(Excerpt from a dataset)
-.-.-
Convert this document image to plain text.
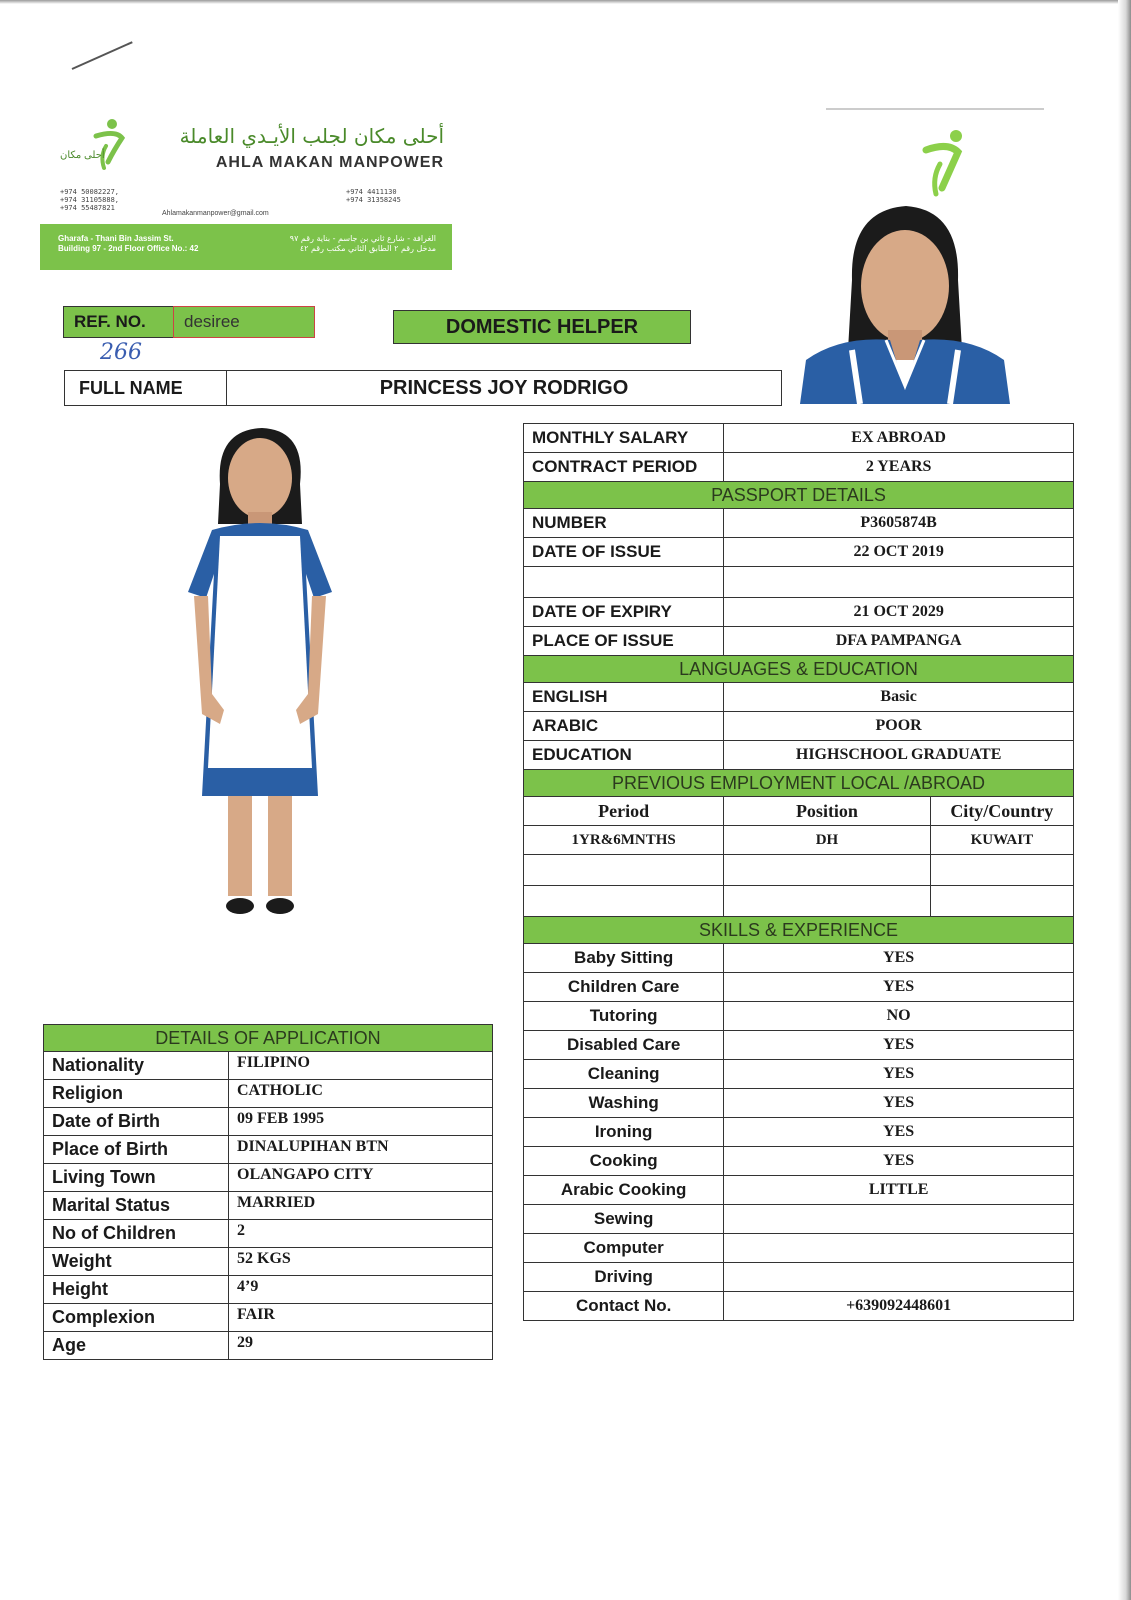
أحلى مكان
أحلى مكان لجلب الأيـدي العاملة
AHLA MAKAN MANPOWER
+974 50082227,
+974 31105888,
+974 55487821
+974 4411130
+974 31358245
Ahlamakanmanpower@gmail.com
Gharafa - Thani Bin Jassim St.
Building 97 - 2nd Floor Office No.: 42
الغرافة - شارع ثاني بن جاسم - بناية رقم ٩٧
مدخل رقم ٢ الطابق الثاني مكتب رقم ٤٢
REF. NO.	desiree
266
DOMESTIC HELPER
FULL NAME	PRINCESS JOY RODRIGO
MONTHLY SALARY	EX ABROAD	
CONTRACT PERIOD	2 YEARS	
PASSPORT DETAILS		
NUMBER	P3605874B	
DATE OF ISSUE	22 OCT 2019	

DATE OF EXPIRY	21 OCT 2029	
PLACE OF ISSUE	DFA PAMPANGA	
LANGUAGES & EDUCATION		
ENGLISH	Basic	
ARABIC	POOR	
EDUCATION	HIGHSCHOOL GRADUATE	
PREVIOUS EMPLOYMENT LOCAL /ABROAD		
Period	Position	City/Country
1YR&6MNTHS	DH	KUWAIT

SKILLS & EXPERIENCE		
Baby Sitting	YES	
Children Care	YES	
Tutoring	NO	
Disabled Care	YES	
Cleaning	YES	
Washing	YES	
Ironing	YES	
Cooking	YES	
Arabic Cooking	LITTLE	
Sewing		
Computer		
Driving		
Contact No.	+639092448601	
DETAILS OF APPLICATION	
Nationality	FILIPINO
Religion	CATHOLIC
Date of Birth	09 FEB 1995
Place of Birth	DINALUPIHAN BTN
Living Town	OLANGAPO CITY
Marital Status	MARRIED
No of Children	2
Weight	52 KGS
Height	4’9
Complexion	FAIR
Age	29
-.-.-
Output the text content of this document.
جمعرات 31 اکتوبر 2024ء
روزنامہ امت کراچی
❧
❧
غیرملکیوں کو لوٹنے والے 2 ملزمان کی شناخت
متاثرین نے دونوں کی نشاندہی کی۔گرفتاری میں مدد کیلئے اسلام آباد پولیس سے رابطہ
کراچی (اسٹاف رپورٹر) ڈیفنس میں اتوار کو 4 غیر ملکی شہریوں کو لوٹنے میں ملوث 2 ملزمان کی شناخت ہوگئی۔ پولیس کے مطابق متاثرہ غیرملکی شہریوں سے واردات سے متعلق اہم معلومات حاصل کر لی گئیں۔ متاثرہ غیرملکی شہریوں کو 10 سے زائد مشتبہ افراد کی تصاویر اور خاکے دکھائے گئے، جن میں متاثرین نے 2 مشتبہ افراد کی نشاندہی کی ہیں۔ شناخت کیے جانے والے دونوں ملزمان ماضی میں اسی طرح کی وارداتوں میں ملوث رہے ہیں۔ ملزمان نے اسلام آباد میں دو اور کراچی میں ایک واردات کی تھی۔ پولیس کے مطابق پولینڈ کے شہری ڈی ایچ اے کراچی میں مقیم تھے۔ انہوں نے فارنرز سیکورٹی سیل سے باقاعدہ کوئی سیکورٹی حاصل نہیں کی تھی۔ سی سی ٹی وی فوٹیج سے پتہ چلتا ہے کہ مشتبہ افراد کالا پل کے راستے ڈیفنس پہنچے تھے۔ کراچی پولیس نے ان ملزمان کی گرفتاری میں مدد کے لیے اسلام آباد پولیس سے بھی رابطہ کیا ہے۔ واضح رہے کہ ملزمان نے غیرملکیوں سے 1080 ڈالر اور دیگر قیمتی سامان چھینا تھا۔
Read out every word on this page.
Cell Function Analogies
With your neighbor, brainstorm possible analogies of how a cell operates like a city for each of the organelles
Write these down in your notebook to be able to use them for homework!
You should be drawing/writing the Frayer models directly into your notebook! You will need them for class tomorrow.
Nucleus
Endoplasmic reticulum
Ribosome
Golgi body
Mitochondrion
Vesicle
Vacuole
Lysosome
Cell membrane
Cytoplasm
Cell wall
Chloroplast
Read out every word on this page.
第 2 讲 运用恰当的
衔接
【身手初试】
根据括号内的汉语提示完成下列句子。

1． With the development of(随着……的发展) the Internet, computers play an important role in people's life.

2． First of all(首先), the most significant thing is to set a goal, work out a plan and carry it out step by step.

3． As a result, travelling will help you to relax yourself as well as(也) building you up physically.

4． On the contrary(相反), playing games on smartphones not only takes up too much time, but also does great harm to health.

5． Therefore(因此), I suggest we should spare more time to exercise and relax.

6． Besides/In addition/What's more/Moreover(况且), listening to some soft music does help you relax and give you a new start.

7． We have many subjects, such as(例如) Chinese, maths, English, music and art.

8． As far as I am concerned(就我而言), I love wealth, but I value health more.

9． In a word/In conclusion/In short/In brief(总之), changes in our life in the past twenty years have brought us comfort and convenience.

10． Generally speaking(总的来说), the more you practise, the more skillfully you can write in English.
-.-.-
> [What is being asked]: Select every line above that contains the word "does", and copy it.

> [Response to this exercise]:
4． On the contrary(相反), playing games on smartphones not only takes up too much time, but also does great harm to health.
6． Besides/In addition/What's more/Moreover(况且), listening to some soft music does help you relax and give you a new start.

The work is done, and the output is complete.